## INSTRUCTIONS TO FOLLOW
How many lines in the listing below include the word "Victoria"? Answer with the number and nothing else.

## Collected data
···

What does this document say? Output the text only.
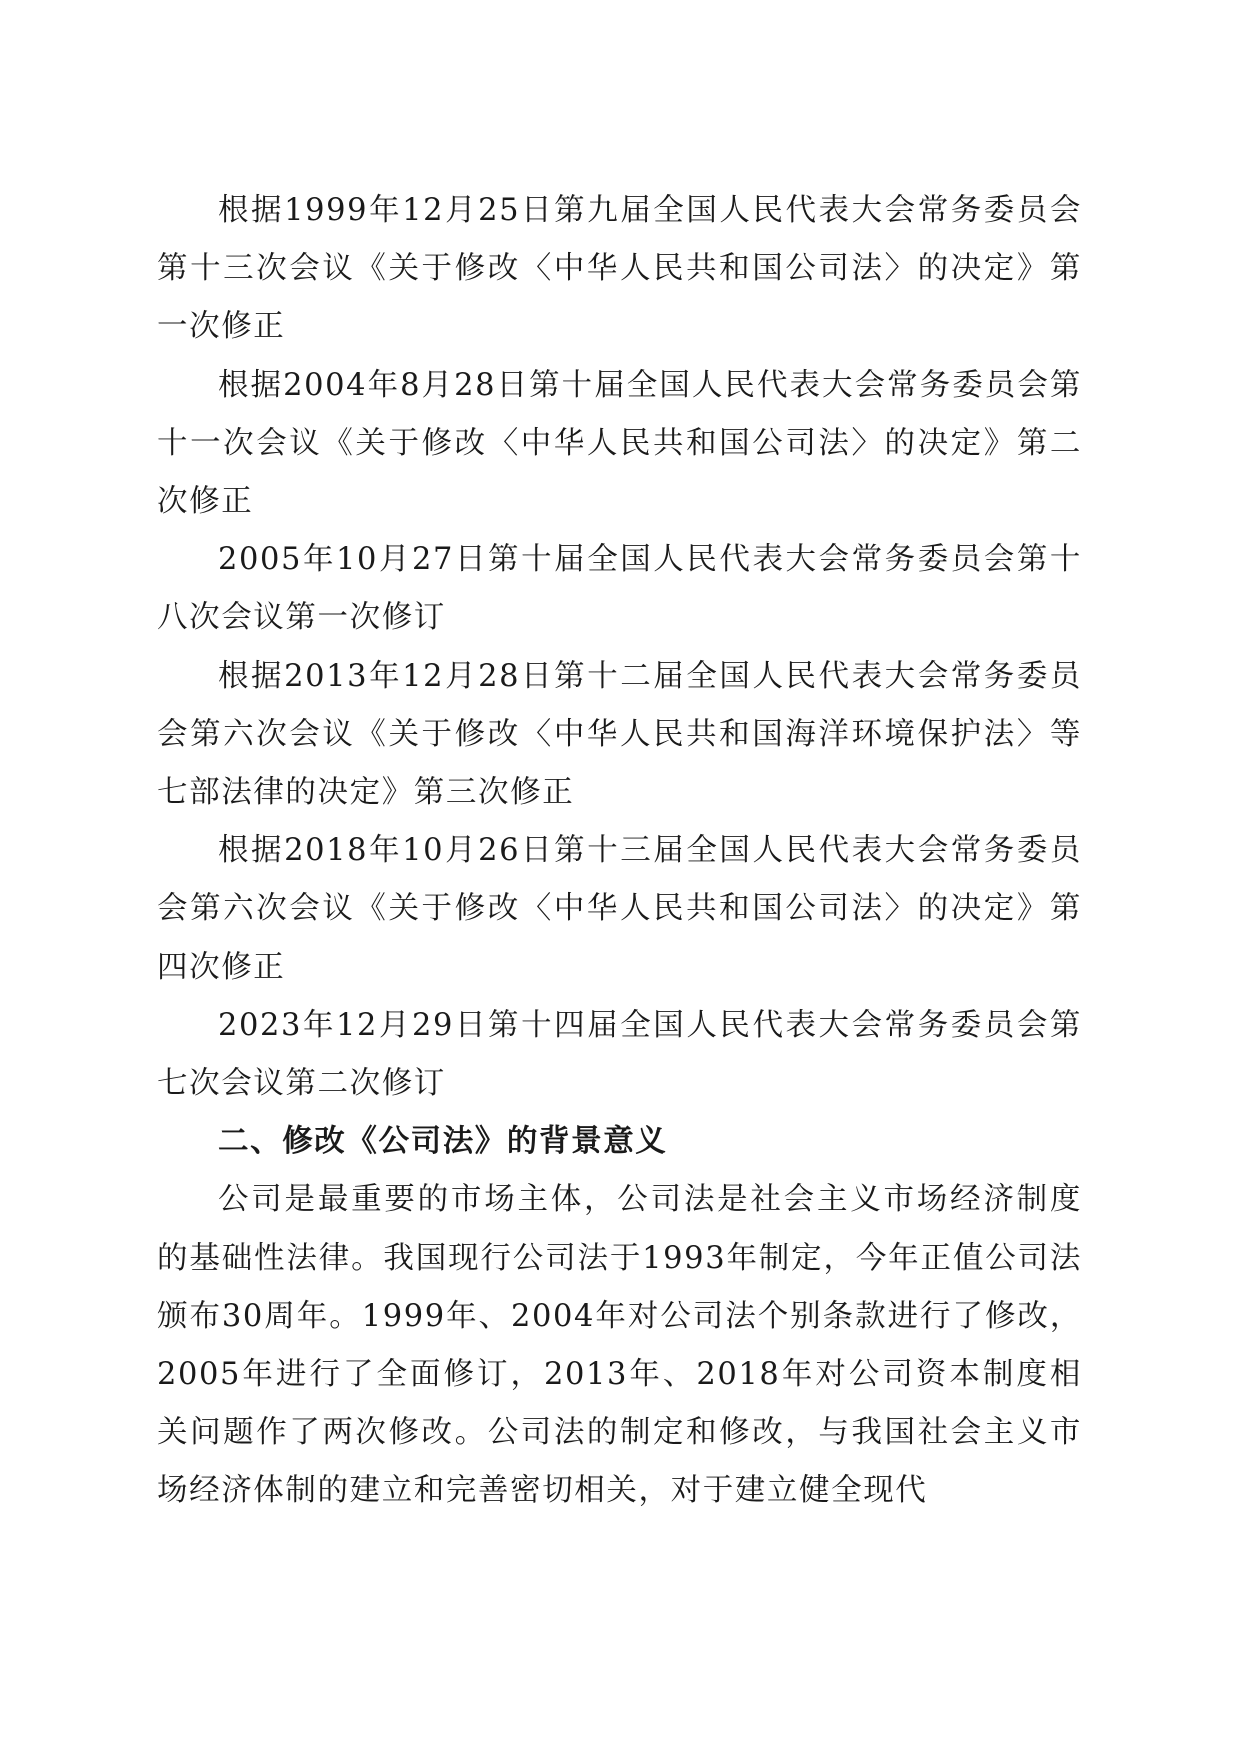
根据1999年12月25日第九届全国人民代表大会常务委员会第十三次会议《关于修改〈中华人民共和国公司法〉的决定》第一次修正

根据2004年8月28日第十届全国人民代表大会常务委员会第十一次会议《关于修改〈中华人民共和国公司法〉的决定》第二次修正

2005年10月27日第十届全国人民代表大会常务委员会第十八次会议第一次修订

根据2013年12月28日第十二届全国人民代表大会常务委员会第六次会议《关于修改〈中华人民共和国海洋环境保护法〉等七部法律的决定》第三次修正

根据2018年10月26日第十三届全国人民代表大会常务委员会第六次会议《关于修改〈中华人民共和国公司法〉的决定》第四次修正

2023年12月29日第十四届全国人民代表大会常务委员会第七次会议第二次修订

二、修改《公司法》的背景意义

公司是最重要的市场主体，公司法是社会主义市场经济制度的基础性法律。我国现行公司法于1993年制定，今年正值公司法颁布30周年。1999年、2004年对公司法个别条款进行了修改，2005年进行了全面修订，2013年、2018年对公司资本制度相关问题作了两次修改。公司法的制定和修改，与我国社会主义市场经济体制的建立和完善密切相关，对于建立健全现代
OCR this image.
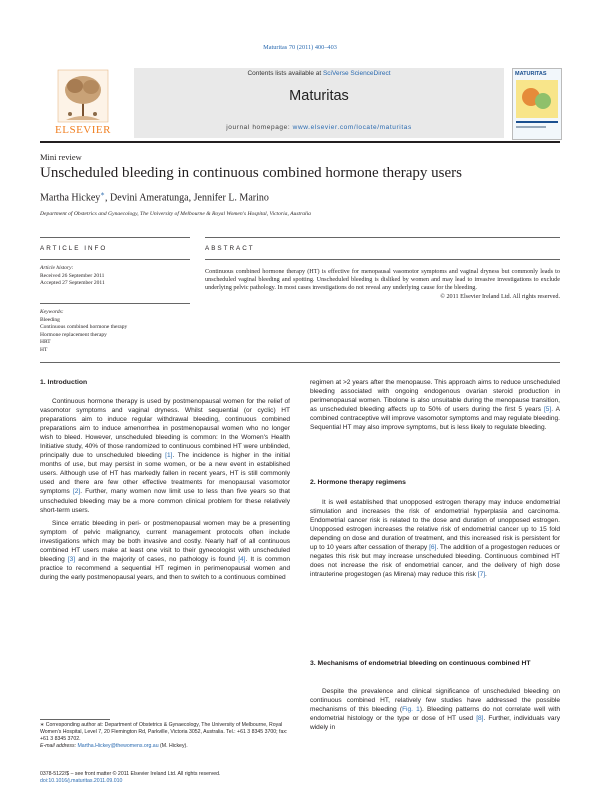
Maturitas 70 (2011) 400–403
ELSEVIER
Contents lists available at SciVerse ScienceDirect
Maturitas
journal homepage: www.elsevier.com/locate/maturitas
MATURITAS
Mini review
Unscheduled bleeding in continuous combined hormone therapy users
Martha Hickey∗, Devini Ameratunga, Jennifer L. Marino
Department of Obstetrics and Gynaecology, The University of Melbourne & Royal Women's Hospital, Victoria, Australia
ARTICLE INFO	ABSTRACT
Article history:
Received 26 September 2011
Accepted 27 September 2011
Keywords:
Bleeding
Continuous combined hormone therapy
Hormone replacement therapy
HRT
HT
Continuous combined hormone therapy (HT) is effective for menopausal vasomotor symptoms and vaginal dryness but commonly leads to unscheduled vaginal bleeding and spotting. Unscheduled bleeding is disliked by women and may lead to invasive investigations to exclude underlying pelvic pathology. In most cases investigations do not reveal any underlying cause for the bleeding.
© 2011 Elsevier Ireland Ltd. All rights reserved.
1. Introduction

Continuous hormone therapy is used by postmenopausal women for the relief of vasomotor symptoms and vaginal dryness. Whilst sequential (or cyclic) HT preparations aim to induce regular withdrawal bleeding, continuous combined preparations aim to induce amenorrhea in postmenopausal women who no longer wish to bleed. However, unscheduled bleeding is common: In the Women's Health Initiative study, 40% of those randomized to continuous combined HT were unblinded, principally due to unscheduled bleeding [1]. The incidence is higher in the initial months of use, but may persist in some women, or be a new event in established users. Although use of HT has markedly fallen in recent years, HT is still commonly used and there are few other effective treatments for menopausal vasomotor symptoms [2]. Further, many women now limit use to less than five years so that unscheduled bleeding may be a more common clinical problem for these relatively short-term users.

Since erratic bleeding in peri- or postmenopausal women may be a presenting symptom of pelvic malignancy, current management protocols often include investigations which may be both invasive and costly. Nearly half of all continuous combined HT users make at least one visit to their gynecologist with unscheduled bleeding [3] and in the majority of cases, no pathology is found [4]. It is common practice to recommend a sequential HT regimen in perimenopausal women and during the early postmenopausal years, and then to switch to a continuous combined

∗ Corresponding author at: Department of Obstetrics & Gynaecology, The University of Melbourne, Royal Women's Hospital, Level 7, 20 Flemington Rd, Parkville, Victoria 3052, Australia. Tel.: +61 3 8345 3700; fax: +61 3 8345 3702.
E-mail address: Martha.Hickey@thewomens.org.au (M. Hickey).
0378-5122/$ – see front matter © 2011 Elsevier Ireland Ltd. All rights reserved.
doi:10.1016/j.maturitas.2011.09.010

regimen at >2 years after the menopause. This approach aims to reduce unscheduled bleeding associated with ongoing endogenous ovarian steroid production in perimenopausal women. Tibolone is also unsuitable during the menopause transition, as unscheduled bleeding affects up to 50% of users during the first 5 years [5]. A combined contraceptive will improve vasomotor symptoms and may regulate bleeding. Sequential HT may also improve symptoms, but is less likely to regulate bleeding.

2. Hormone therapy regimens

It is well established that unopposed estrogen therapy may induce endometrial stimulation and increases the risk of endometrial hyperplasia and carcinoma. Endometrial cancer risk is related to the dose and duration of unopposed estrogen. Unopposed estrogen increases the relative risk of endometrial cancer up to 15 fold depending on dose and duration of treatment, and this increased risk is persistent for up to 10 years after cessation of therapy [6]. The addition of a progestogen reduces or negates this risk but may increase unscheduled bleeding. Continuous combined HT does not increase the risk of endometrial cancer, and the delivery of high dose intrauterine progestogen (as Mirena) may reduce this risk [7].

3. Mechanisms of endometrial bleeding on continuous combined HT

Despite the prevalence and clinical significance of unscheduled bleeding on continuous combined HT, relatively few studies have addressed the possible mechanisms of this bleeding (Fig. 1). Bleeding patterns do not correlate well with endometrial histology or the type or dose of HT used [8]. Further, individuals vary widely in
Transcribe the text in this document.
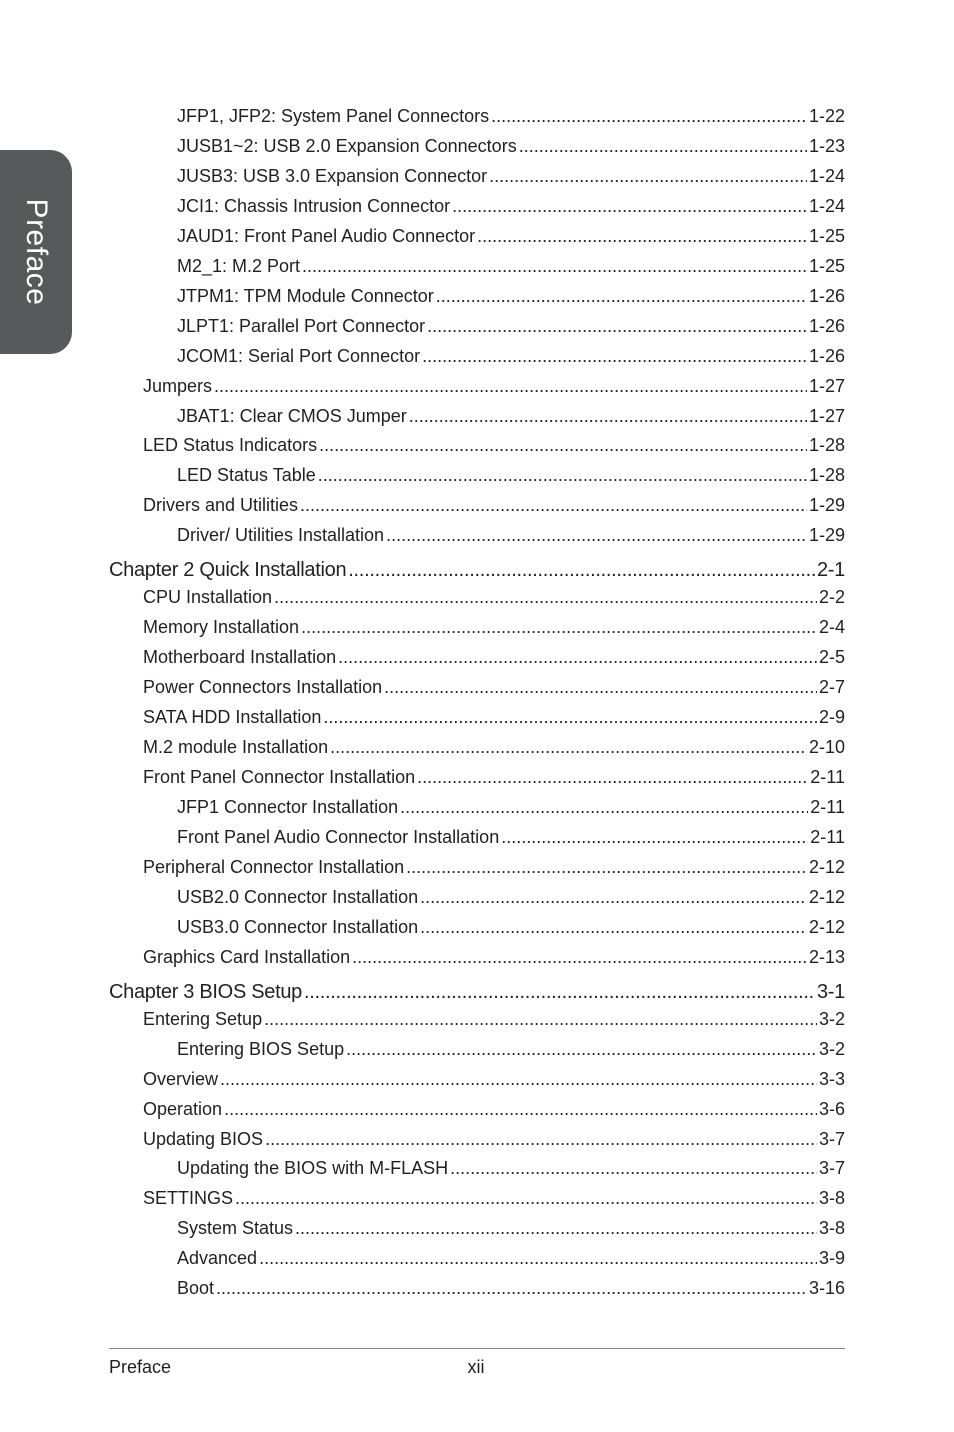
Preface
JFP1, JFP2: System Panel Connectors .....	1-22
JUSB1~2: USB 2.0 Expansion Connectors .....	1-23
JUSB3: USB 3.0 Expansion Connector .....	1-24
JCI1: Chassis Intrusion Connector .....	1-24
JAUD1: Front Panel Audio Connector .....	1-25
M2_1: M.2 Port .....	1-25
JTPM1: TPM Module Connector .....	1-26
JLPT1: Parallel Port Connector .....	1-26
JCOM1: Serial Port Connector .....	1-26
Jumpers .....	1-27
JBAT1: Clear CMOS Jumper .....	1-27
LED Status Indicators .....	1-28
LED Status Table .....	1-28
Drivers and Utilities .....	1-29
Driver/ Utilities Installation .....	1-29
Chapter 2 Quick Installation .....	2-1
CPU Installation .....	2-2
Memory Installation .....	2-4
Motherboard Installation .....	2-5
Power Connectors Installation .....	2-7
SATA HDD Installation .....	2-9
M.2 module Installation .....	2-10
Front Panel Connector Installation .....	2-11
JFP1 Connector Installation .....	2-11
Front Panel Audio Connector Installation .....	2-11
Peripheral Connector Installation .....	2-12
USB2.0 Connector Installation .....	2-12
USB3.0 Connector Installation .....	2-12
Graphics Card Installation .....	2-13
Chapter 3 BIOS Setup .....	3-1
Entering Setup .....	3-2
Entering BIOS Setup .....	3-2
Overview .....	3-3
Operation .....	3-6
Updating BIOS .....	3-7
Updating the BIOS with M-FLASH .....	3-7
SETTINGS .....	3-8
System Status .....	3-8
Advanced .....	3-9
Boot .....	3-16
Preface	xii
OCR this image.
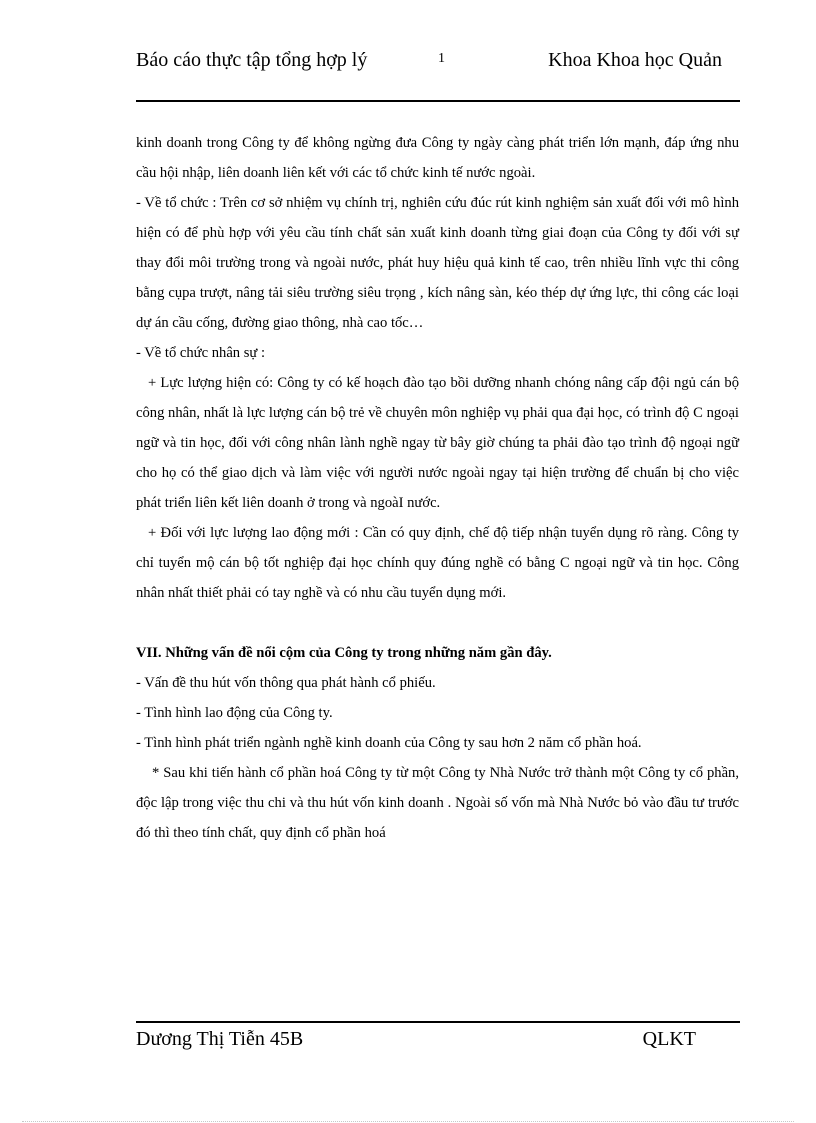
Báo cáo thực tập tổng hợp lý	1	Khoa Khoa học Quản

kinh doanh trong Công ty để không ngừng đưa Công ty ngày càng phát triển lớn mạnh, đáp ứng nhu cầu hội nhập, liên doanh liên kết với các tổ chức kinh tế nước ngoài.

- Về tổ chức : Trên cơ sở nhiệm vụ chính trị, nghiên cứu đúc rút kinh nghiệm sản xuất đối với mô hình hiện có để phù hợp với yêu cầu tính chất sản xuất kinh doanh từng giai đoạn của Công ty đối với sự thay đổi môi trường trong và ngoài nước, phát huy hiệu quả kinh tế cao, trên nhiều lĩnh vực thi công bằng cụpa trượt, nâng tải siêu trường siêu trọng , kích nâng sàn, kéo thép dự ứng lực, thi công các loại dự án cầu cống, đường giao thông, nhà cao tốc…

- Về tổ chức nhân sự :

+ Lực lượng hiện có: Công ty có kế hoạch đào tạo bồi dưỡng nhanh chóng nâng cấp đội ngủ cán bộ công nhân, nhất là lực lượng cán bộ trẻ về chuyên môn nghiệp vụ phải qua đại học, có trình độ C ngoại ngữ và tin học, đối với công nhân lành nghề ngay từ bây giờ chúng ta phải đào tạo trình độ ngoại ngữ cho họ có thể giao dịch và làm việc với người nước ngoài ngay tại hiện trường để chuẩn bị cho việc phát triển liên kết liên doanh ở trong và ngoàI nước.

+ Đối với lực lượng lao động mới : Cần có quy định, chế độ tiếp nhận tuyển dụng rõ ràng. Công ty chỉ tuyển mộ cán bộ tốt nghiệp đại học chính quy đúng nghề có bằng C ngoại ngữ và tin học. Công nhân nhất thiết phải có tay nghề và có nhu cầu tuyển dụng mới.

VII. Những vấn đề nổi cộm của Công ty trong những năm gần đây.

- Vấn đề thu hút vốn thông qua phát hành cổ phiếu.

- Tình hình lao động của Công ty.

- Tình hình phát triển ngành nghề kinh doanh của Công ty sau hơn 2 năm cổ phần hoá.

* Sau khi tiến hành cổ phần hoá Công ty từ một Công ty Nhà Nước trở thành một Công ty cổ phần, độc lập trong việc thu chi và thu hút vốn kinh doanh . Ngoài số vốn mà Nhà Nước bỏ vào đầu tư trước đó thì theo tính chất, quy định cổ phần hoá

Dương Thị Tiễn 45B	QLKT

···

## WORKED SOLUTION
2